Written request A >> Edit the mailing-list reply about finding duplicate files: write out its passage starting with "For comparing directories" and going on through "size and checksum.", with "file size" changed to "file length".

Source excerpt >>
"""

On Mon, Mar 7, 2011 at 11:09 AM, Xavier Noria <fxn / hashref.com> wrote:
> On Mon, Mar 7, 2011 at 11:48 AM, New C. <coding25 / yahoo.com> wrote:
>
>> I have a got a few folders which may have same files under different
>> names. Is there any way I can find which these files are using ruby ?
>> ...
>> I wondering if there is some sort of diff module that can do this.
>
> There's File.compare.
>
> Depending on how many comparisons you're going to do, it might be a
> good idea to precompute checksums and compare the checksums.

I'm interested in any (Ruby) solutions (actual or ideas) for this, as
I have needed to do it in the past, and want to do something similar
in the very near future.

For comparing directories where the file names might have changed what
I've done in the past is to first match on file name, then for the
unmatching files in each directory see if there are any matches on
file size, and for those matches either make a direct File.compare (if
only two files match on a size) or compute checksums and use those to
exclude definitely unmatching files, and then use File.compare on what
(if anything) remains matching for that file size and checksum.

I assume something similar would work for finding duplicates in
general, not just comparing directories? (If there are likely to be
many matches on file size, then presumably one might as well compute
checksums for all files?)

"""

Dataset entries >>
"""

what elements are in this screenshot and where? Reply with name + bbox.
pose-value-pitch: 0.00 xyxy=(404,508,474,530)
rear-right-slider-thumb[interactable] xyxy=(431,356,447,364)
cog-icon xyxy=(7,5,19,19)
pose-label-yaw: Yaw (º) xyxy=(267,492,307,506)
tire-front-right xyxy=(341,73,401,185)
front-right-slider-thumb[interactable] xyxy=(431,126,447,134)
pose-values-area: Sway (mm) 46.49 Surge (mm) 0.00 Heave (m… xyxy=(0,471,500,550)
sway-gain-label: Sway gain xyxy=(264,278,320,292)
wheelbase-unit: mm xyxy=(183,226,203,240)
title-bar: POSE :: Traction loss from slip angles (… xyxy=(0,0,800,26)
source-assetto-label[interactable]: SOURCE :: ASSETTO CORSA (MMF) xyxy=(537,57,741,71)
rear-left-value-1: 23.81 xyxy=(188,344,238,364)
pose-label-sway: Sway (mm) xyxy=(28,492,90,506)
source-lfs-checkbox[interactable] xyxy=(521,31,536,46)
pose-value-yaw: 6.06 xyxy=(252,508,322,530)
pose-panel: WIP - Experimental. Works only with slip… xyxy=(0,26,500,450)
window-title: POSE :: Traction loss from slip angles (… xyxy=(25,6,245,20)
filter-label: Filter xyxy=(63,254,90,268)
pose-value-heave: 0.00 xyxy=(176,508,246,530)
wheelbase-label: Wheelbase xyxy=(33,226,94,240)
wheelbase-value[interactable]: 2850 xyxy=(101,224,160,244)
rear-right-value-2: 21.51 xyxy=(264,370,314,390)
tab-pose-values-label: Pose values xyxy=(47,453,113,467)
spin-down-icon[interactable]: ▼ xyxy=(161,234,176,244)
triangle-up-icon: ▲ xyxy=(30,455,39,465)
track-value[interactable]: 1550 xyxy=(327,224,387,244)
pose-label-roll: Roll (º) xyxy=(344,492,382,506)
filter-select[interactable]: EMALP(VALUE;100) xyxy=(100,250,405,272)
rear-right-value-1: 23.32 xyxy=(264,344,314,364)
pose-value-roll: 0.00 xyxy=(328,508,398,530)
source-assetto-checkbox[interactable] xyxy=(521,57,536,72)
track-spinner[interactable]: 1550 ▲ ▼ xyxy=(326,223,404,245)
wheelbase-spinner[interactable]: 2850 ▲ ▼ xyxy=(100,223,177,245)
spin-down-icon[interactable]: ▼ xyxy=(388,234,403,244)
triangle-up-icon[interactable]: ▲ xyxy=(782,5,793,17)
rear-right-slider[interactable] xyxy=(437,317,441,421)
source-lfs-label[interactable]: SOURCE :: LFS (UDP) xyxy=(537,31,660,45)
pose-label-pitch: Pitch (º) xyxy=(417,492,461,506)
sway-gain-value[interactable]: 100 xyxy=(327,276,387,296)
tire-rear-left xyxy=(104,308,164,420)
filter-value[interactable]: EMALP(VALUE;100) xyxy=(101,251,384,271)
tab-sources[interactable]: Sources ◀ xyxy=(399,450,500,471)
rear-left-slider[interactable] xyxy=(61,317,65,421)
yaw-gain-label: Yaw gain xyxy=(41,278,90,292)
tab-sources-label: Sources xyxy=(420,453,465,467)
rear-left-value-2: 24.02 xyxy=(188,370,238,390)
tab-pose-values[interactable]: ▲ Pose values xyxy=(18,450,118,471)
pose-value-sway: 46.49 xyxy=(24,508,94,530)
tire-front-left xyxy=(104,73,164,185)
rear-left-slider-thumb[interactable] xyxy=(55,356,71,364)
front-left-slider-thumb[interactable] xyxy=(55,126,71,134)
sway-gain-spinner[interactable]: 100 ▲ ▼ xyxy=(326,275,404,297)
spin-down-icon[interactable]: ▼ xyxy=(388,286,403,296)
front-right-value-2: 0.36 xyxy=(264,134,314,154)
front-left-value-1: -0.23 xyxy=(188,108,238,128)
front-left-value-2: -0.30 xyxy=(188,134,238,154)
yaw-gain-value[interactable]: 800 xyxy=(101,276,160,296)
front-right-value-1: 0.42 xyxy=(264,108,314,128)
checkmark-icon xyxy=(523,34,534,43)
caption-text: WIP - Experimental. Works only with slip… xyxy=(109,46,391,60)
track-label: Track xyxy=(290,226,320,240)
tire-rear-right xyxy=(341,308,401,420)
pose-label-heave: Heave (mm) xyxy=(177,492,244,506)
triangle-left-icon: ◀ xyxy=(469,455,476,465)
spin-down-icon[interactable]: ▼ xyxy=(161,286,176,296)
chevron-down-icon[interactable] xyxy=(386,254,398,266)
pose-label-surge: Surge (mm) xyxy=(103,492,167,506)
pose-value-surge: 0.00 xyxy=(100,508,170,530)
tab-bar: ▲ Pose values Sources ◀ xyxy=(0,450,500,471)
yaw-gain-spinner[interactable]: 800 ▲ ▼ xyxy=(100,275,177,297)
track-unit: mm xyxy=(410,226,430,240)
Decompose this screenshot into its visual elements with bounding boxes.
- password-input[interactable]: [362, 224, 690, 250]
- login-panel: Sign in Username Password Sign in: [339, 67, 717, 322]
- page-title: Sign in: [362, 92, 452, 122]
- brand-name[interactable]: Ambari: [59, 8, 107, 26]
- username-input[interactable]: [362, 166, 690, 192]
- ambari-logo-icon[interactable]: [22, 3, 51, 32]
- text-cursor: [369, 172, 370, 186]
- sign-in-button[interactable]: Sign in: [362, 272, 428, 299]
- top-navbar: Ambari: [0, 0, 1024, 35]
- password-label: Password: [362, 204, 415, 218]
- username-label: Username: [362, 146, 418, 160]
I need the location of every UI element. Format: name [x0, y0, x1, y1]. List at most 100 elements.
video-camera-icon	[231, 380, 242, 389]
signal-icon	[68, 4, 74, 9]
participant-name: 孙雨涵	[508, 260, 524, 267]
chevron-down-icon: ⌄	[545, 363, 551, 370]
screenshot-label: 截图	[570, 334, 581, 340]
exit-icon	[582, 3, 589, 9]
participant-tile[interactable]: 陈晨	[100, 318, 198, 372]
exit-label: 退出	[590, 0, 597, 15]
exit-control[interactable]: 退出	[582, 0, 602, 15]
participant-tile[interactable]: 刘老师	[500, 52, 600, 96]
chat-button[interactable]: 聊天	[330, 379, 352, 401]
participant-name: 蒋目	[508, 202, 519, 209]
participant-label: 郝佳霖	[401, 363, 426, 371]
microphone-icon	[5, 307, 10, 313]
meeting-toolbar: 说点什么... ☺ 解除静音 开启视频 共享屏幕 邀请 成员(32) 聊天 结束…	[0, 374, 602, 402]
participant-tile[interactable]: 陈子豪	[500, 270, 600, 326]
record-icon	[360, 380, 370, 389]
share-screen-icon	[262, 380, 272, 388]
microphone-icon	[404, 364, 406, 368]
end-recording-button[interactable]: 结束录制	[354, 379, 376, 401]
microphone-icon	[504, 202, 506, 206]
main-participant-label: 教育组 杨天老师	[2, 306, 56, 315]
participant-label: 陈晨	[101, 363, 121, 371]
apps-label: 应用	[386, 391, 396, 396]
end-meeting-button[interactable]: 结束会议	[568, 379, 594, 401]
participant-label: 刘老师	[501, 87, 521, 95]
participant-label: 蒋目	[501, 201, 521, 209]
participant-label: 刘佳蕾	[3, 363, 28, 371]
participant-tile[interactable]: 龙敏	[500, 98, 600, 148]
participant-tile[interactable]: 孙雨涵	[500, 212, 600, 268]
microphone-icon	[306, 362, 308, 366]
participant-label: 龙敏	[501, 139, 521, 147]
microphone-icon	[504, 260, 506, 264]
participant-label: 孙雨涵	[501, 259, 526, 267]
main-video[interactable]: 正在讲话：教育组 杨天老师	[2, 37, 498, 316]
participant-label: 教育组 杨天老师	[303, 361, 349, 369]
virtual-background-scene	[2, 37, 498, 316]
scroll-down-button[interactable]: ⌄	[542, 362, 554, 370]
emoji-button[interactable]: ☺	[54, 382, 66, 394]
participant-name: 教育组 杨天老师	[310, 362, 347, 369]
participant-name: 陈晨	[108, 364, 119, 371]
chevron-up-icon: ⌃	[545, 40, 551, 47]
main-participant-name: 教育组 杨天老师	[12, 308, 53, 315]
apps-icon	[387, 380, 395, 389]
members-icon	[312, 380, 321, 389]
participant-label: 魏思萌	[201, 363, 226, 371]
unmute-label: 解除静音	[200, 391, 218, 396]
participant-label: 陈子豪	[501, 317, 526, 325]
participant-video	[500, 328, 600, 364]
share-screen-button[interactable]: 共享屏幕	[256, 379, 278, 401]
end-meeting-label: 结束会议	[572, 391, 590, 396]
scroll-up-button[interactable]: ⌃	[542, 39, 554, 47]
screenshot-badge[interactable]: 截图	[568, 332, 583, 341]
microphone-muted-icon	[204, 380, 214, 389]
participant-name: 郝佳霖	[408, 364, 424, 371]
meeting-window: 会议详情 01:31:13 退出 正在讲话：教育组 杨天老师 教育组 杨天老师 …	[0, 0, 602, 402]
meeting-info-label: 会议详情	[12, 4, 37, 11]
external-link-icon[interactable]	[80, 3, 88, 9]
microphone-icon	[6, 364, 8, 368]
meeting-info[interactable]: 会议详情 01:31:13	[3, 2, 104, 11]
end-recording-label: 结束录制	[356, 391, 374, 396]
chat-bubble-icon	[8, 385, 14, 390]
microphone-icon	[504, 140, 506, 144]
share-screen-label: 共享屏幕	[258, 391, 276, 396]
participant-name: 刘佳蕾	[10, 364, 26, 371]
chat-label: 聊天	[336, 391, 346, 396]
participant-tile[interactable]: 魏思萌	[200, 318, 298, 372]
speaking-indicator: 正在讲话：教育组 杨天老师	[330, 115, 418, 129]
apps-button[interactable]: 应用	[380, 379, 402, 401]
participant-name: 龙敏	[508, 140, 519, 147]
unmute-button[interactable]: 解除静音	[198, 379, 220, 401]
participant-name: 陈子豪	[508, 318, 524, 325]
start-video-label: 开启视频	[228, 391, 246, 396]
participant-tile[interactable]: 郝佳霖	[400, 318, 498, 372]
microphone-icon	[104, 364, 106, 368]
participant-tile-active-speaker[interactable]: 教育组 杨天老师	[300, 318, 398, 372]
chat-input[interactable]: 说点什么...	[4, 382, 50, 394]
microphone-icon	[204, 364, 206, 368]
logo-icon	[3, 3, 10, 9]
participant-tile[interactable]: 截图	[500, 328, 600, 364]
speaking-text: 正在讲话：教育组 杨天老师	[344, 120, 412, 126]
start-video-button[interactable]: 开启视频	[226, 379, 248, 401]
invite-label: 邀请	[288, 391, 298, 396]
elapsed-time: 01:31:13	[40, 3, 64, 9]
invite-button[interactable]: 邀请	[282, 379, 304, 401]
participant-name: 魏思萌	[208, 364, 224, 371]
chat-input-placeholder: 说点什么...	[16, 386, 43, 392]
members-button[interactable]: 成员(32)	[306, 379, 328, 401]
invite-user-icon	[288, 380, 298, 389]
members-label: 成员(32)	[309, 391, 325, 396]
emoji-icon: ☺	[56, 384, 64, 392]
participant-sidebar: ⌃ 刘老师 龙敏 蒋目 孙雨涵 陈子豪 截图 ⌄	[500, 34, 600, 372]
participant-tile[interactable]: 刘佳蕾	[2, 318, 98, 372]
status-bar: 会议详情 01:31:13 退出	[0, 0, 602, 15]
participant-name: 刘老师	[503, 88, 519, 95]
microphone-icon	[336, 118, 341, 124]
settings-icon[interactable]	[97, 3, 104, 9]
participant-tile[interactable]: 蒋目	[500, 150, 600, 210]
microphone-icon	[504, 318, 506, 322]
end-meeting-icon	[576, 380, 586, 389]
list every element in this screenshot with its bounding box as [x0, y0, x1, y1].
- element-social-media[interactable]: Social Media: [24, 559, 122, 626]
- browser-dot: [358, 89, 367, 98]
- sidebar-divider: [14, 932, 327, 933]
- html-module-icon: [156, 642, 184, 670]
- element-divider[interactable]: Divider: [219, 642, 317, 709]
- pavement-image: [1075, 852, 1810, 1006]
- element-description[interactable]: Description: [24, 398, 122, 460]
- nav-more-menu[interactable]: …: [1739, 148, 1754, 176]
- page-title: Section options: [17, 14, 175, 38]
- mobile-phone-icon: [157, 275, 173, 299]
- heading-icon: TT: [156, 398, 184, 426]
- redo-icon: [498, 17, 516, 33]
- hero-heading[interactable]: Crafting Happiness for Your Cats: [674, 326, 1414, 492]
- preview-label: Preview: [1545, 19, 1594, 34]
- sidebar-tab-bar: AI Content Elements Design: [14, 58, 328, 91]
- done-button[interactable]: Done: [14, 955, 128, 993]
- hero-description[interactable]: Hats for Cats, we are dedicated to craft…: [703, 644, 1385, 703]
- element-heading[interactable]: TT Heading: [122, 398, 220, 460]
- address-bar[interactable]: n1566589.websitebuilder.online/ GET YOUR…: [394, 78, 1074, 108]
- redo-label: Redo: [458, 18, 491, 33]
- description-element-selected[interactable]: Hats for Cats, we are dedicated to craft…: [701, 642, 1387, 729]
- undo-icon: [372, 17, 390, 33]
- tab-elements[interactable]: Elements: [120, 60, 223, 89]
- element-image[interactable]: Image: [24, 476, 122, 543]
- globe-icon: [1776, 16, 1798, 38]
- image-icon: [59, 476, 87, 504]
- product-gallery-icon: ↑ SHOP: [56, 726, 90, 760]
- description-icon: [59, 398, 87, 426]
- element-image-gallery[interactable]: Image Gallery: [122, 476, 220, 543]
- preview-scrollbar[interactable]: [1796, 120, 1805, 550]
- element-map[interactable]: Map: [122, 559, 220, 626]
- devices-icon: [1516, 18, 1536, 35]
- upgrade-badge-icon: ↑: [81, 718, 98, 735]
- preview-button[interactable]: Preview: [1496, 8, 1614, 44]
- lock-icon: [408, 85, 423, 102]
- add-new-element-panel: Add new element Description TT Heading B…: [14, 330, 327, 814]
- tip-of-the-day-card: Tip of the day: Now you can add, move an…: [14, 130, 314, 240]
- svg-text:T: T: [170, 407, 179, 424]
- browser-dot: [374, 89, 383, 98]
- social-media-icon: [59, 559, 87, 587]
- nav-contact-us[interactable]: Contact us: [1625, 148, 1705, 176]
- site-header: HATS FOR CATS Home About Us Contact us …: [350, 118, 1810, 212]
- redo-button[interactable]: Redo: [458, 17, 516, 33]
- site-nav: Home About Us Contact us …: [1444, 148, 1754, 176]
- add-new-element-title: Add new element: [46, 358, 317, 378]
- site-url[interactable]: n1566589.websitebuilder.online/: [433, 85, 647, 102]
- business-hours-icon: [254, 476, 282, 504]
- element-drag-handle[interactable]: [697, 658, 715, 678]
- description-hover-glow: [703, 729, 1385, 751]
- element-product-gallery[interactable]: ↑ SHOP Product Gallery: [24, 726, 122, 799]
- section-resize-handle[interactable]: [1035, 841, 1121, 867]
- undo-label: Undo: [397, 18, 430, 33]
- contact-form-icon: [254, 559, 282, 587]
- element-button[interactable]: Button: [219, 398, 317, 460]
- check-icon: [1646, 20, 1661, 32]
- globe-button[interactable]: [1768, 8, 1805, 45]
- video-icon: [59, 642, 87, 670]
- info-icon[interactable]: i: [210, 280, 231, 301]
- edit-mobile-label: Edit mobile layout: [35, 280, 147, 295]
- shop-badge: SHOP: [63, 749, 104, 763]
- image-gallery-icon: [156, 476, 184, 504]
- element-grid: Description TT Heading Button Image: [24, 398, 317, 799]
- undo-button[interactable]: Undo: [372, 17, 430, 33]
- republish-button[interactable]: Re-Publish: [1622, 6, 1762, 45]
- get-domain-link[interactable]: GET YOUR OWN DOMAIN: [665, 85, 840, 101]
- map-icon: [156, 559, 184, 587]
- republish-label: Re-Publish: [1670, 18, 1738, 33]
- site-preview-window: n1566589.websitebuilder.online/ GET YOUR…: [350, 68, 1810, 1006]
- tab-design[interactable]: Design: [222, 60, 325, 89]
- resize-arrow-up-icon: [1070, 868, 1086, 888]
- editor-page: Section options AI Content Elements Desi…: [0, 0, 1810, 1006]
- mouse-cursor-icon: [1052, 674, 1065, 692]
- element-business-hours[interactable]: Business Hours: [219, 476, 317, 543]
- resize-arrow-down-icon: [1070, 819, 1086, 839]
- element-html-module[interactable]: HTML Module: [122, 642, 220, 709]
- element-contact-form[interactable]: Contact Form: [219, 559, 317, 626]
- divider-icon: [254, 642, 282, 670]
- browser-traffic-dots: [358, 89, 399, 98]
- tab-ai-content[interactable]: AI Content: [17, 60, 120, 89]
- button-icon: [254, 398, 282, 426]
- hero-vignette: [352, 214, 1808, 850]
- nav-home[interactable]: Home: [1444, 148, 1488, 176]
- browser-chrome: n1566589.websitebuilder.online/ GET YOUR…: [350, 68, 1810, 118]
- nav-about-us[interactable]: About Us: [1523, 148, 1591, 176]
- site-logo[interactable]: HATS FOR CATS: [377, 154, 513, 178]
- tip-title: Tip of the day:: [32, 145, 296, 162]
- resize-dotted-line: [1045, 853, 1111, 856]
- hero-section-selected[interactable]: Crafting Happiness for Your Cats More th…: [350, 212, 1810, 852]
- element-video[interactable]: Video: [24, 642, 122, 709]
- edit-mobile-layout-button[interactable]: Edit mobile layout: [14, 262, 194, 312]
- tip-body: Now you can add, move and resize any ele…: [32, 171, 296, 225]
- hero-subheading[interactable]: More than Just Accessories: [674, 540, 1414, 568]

"""

Written request B >> Print the listing unchanged from its very first line through the line with "tire-front-right xyxy=(341,73,401,185)", both included.

Result A >>
For comparing directories where the file names might have changed what
I've done in the past is to first match on file name, then for the
unmatching files in each directory see if there are any matches on
file length, and for those matches either make a direct File.compare (if
only two files match on a size) or compute checksums and use those to
exclude definitely unmatching files, and then use File.compare on what
(if anything) remains matching for that file length and checksum.

Result B >>
what elements are in this screenshot and where? Reply with name + bbox.
pose-value-pitch: 0.00 xyxy=(404,508,474,530)
rear-right-slider-thumb[interactable] xyxy=(431,356,447,364)
cog-icon xyxy=(7,5,19,19)
pose-label-yaw: Yaw (º) xyxy=(267,492,307,506)
tire-front-right xyxy=(341,73,401,185)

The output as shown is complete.